Work instructions:
Find every line below that contains the word "Interest" and copy it out.

§ §

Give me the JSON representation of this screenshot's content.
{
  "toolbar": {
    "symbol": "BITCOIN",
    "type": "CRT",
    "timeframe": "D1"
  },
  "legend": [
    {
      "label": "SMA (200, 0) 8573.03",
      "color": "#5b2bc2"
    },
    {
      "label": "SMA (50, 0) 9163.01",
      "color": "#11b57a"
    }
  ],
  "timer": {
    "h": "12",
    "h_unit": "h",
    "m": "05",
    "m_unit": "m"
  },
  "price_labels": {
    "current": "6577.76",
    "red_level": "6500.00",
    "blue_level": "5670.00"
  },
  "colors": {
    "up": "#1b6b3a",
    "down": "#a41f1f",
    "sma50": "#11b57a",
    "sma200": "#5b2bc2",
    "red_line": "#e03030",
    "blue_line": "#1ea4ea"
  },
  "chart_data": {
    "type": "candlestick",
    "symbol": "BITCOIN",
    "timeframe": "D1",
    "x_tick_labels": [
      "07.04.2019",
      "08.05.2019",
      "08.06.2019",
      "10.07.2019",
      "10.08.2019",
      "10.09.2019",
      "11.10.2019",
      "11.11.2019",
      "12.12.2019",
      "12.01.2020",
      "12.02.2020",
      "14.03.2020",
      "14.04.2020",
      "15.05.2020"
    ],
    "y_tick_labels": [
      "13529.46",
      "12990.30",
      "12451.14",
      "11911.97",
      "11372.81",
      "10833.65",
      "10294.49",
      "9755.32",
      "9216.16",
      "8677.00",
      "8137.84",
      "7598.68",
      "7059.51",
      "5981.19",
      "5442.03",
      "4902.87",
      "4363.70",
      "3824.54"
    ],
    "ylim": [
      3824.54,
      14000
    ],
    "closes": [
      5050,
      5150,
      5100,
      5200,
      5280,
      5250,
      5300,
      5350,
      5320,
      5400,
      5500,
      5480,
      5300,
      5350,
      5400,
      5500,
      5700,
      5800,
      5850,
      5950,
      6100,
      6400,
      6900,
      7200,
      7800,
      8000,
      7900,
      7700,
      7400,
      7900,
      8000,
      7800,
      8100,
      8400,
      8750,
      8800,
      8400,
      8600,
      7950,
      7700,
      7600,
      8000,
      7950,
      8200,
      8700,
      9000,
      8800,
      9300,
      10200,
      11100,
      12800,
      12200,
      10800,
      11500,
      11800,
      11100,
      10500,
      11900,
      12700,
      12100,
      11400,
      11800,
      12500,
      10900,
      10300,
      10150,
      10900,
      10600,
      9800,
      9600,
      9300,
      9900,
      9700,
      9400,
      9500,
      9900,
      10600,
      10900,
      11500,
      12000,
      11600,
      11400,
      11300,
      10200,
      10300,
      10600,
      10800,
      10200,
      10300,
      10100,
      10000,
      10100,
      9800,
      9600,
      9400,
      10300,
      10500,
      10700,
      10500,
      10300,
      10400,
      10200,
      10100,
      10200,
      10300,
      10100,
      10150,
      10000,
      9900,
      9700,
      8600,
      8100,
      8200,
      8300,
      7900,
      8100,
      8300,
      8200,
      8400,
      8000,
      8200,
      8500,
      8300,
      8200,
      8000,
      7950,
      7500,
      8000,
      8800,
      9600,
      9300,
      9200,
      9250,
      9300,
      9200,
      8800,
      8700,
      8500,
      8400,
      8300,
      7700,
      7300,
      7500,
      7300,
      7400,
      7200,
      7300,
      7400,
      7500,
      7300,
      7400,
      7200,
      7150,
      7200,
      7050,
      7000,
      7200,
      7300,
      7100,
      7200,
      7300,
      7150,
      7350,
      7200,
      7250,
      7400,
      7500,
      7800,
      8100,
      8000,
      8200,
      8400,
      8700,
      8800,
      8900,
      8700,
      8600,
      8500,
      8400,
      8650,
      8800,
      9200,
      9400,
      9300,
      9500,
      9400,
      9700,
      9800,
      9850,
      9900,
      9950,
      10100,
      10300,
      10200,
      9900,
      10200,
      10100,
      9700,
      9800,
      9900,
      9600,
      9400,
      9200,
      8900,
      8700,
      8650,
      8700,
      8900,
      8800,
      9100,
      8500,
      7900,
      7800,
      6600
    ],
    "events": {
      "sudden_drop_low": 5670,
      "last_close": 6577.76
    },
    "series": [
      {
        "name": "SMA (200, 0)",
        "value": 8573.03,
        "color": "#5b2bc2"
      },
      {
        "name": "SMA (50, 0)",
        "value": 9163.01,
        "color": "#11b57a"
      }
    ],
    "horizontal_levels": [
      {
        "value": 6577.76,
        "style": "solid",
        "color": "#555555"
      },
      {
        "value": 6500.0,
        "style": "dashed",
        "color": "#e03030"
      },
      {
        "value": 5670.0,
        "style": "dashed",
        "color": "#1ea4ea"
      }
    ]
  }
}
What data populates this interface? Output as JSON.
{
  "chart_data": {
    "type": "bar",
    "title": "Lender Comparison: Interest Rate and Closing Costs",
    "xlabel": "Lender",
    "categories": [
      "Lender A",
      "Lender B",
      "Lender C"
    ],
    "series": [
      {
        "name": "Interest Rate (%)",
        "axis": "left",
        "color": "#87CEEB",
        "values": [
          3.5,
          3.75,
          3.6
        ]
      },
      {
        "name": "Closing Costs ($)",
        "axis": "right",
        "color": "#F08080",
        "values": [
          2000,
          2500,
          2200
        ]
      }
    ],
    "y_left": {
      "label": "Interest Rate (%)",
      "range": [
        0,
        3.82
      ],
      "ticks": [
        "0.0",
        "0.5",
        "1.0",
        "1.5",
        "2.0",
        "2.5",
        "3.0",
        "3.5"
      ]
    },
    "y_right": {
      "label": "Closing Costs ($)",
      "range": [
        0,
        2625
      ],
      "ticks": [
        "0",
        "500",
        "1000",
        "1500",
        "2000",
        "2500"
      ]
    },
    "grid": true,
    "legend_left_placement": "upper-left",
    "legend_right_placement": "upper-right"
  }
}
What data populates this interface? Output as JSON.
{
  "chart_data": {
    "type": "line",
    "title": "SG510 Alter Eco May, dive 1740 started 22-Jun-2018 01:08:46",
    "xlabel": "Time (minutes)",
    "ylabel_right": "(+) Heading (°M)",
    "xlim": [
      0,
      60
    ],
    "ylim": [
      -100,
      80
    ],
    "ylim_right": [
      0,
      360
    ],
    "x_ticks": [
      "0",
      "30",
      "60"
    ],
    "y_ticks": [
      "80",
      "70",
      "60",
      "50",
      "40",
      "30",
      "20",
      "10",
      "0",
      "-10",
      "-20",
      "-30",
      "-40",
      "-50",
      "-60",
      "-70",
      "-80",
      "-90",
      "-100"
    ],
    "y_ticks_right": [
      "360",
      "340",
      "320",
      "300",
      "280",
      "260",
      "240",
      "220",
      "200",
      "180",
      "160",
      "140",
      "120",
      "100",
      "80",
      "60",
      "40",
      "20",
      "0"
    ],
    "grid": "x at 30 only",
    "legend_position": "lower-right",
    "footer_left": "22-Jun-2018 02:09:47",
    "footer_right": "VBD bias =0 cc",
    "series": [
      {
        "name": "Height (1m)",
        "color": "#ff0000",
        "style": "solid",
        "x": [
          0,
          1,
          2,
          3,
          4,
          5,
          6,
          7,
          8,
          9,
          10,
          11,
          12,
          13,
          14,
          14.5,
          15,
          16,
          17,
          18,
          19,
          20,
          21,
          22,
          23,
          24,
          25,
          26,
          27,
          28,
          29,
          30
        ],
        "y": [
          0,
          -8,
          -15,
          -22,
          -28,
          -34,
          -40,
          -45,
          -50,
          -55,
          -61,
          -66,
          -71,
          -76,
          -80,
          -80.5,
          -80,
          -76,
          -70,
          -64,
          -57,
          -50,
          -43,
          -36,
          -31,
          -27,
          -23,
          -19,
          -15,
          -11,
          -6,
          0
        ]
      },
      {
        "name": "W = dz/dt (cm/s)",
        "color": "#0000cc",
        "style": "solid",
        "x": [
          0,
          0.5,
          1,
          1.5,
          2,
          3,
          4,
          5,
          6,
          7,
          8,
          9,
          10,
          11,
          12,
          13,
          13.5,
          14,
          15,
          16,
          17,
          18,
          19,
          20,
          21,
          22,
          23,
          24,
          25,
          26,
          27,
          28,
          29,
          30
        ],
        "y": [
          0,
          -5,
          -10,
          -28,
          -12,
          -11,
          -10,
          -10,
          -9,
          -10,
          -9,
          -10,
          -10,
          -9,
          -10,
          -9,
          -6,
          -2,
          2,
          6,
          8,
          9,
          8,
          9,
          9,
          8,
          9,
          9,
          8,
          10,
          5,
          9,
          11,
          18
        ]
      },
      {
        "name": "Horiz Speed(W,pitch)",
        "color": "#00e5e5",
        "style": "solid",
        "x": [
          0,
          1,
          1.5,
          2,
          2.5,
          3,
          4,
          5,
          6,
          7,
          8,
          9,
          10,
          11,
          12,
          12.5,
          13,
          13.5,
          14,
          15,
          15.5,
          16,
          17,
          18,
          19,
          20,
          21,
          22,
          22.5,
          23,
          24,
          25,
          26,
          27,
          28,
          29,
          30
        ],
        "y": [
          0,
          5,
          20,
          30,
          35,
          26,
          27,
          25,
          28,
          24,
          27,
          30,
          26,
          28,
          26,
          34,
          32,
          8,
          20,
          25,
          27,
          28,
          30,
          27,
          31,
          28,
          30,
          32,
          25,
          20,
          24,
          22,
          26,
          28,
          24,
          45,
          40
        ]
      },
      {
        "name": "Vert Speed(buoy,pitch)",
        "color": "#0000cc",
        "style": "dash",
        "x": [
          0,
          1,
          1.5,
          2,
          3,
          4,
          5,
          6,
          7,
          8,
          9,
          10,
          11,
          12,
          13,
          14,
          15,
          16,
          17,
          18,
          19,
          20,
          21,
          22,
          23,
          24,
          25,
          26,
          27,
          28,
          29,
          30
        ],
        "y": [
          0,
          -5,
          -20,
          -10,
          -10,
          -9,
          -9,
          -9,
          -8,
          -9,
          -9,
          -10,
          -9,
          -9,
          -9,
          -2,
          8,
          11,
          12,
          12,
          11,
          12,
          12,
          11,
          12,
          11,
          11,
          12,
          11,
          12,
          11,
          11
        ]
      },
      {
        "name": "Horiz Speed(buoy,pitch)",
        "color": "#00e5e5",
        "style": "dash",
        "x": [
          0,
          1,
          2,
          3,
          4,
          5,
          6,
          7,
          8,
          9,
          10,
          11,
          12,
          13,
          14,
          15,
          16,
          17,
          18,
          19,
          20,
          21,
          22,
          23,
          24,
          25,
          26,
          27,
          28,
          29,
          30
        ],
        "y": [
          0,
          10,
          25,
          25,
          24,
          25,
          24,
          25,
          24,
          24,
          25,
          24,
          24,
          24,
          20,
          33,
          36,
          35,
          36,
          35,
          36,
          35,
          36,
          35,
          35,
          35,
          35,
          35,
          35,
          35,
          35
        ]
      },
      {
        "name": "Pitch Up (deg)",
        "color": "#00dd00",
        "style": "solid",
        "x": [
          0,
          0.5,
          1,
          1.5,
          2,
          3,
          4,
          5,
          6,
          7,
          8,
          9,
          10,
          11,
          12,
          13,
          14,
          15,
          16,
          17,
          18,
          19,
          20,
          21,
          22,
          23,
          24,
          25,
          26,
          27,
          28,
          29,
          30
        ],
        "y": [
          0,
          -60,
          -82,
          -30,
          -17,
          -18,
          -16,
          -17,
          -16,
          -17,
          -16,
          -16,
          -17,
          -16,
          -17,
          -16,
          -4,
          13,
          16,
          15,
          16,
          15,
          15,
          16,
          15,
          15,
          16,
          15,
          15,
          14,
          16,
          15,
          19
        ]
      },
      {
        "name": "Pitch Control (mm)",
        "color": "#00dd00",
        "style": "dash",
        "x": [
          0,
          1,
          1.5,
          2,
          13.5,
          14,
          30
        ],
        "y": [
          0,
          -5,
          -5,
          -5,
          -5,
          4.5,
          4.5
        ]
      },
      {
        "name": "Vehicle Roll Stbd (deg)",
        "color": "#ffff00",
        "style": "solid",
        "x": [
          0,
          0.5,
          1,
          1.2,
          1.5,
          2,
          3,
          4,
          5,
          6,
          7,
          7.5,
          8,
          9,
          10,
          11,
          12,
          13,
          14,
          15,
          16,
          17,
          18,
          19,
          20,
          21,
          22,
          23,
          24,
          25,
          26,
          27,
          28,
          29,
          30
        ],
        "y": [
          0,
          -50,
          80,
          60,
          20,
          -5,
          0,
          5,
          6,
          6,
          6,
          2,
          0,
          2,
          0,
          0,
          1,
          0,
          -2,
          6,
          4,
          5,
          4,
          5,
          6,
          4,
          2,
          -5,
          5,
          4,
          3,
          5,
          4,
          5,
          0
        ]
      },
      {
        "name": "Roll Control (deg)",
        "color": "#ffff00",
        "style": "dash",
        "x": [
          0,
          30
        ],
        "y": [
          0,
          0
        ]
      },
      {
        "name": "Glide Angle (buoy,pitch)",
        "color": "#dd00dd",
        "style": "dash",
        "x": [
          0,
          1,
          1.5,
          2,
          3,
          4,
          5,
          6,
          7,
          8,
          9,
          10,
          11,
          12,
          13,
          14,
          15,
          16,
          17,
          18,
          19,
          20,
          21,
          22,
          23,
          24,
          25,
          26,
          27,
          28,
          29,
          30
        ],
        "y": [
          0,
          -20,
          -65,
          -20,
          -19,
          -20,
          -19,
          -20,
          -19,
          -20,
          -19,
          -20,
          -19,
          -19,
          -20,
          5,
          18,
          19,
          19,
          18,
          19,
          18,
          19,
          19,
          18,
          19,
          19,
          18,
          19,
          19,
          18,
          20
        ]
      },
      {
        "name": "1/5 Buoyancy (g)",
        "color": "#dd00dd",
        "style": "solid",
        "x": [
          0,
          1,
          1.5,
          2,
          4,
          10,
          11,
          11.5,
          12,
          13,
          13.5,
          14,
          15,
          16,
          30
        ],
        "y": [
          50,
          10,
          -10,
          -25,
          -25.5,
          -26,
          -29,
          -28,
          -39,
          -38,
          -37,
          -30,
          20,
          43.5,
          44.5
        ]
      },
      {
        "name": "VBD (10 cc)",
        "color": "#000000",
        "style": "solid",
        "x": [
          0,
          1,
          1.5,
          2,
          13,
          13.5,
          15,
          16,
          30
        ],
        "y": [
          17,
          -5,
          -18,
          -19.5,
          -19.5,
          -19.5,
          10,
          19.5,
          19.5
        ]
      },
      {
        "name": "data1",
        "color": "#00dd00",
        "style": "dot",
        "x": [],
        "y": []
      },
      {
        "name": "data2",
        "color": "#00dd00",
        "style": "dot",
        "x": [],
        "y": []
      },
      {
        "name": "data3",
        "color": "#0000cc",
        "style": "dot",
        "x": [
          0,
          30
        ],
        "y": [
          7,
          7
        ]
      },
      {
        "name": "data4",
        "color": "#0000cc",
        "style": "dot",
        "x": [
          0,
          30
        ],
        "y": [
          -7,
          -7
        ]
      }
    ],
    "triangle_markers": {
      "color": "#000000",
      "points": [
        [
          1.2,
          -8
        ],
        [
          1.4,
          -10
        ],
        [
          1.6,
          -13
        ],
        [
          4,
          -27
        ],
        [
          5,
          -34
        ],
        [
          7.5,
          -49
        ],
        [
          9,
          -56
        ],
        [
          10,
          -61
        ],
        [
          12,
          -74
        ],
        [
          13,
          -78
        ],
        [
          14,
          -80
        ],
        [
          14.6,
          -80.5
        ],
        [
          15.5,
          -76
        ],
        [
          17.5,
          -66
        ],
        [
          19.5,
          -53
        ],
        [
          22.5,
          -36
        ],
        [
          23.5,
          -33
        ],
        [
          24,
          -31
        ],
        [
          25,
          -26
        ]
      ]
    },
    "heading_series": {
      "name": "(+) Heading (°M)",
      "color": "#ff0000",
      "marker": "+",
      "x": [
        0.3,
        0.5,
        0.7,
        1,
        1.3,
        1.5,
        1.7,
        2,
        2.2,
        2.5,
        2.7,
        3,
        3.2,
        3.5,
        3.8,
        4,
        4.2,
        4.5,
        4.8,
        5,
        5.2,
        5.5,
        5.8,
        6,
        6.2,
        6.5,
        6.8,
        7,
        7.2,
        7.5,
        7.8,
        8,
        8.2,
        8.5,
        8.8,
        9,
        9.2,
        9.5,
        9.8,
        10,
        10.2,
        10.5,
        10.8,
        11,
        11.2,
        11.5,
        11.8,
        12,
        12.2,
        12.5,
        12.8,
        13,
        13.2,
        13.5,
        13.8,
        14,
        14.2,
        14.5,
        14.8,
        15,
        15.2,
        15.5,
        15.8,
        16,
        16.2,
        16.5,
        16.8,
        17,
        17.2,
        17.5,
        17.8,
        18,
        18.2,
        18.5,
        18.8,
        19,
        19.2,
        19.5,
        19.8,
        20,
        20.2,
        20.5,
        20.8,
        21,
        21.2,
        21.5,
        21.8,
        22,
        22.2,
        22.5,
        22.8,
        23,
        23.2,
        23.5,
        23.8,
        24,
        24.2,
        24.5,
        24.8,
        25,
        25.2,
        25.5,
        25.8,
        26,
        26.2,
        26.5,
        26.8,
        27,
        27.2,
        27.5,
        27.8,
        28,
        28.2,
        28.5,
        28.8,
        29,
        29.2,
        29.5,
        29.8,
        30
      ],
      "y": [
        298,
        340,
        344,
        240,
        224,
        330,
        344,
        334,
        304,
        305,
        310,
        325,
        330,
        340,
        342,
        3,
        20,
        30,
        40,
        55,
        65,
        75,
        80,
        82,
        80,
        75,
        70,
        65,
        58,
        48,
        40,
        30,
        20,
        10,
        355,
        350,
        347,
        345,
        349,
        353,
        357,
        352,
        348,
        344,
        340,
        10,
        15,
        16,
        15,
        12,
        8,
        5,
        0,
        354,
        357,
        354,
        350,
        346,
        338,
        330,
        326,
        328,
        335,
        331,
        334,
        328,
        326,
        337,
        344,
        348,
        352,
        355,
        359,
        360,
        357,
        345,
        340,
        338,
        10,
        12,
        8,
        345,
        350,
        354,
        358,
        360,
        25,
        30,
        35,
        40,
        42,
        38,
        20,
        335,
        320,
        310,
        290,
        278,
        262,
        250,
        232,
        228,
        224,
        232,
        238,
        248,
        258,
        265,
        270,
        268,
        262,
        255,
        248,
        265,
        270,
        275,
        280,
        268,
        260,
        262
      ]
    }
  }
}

§ §

Problem solution:
    "title": "Lender Comparison: Interest Rate and Closing Costs",
        "name": "Interest Rate (%)",
      "label": "Interest Rate (%)",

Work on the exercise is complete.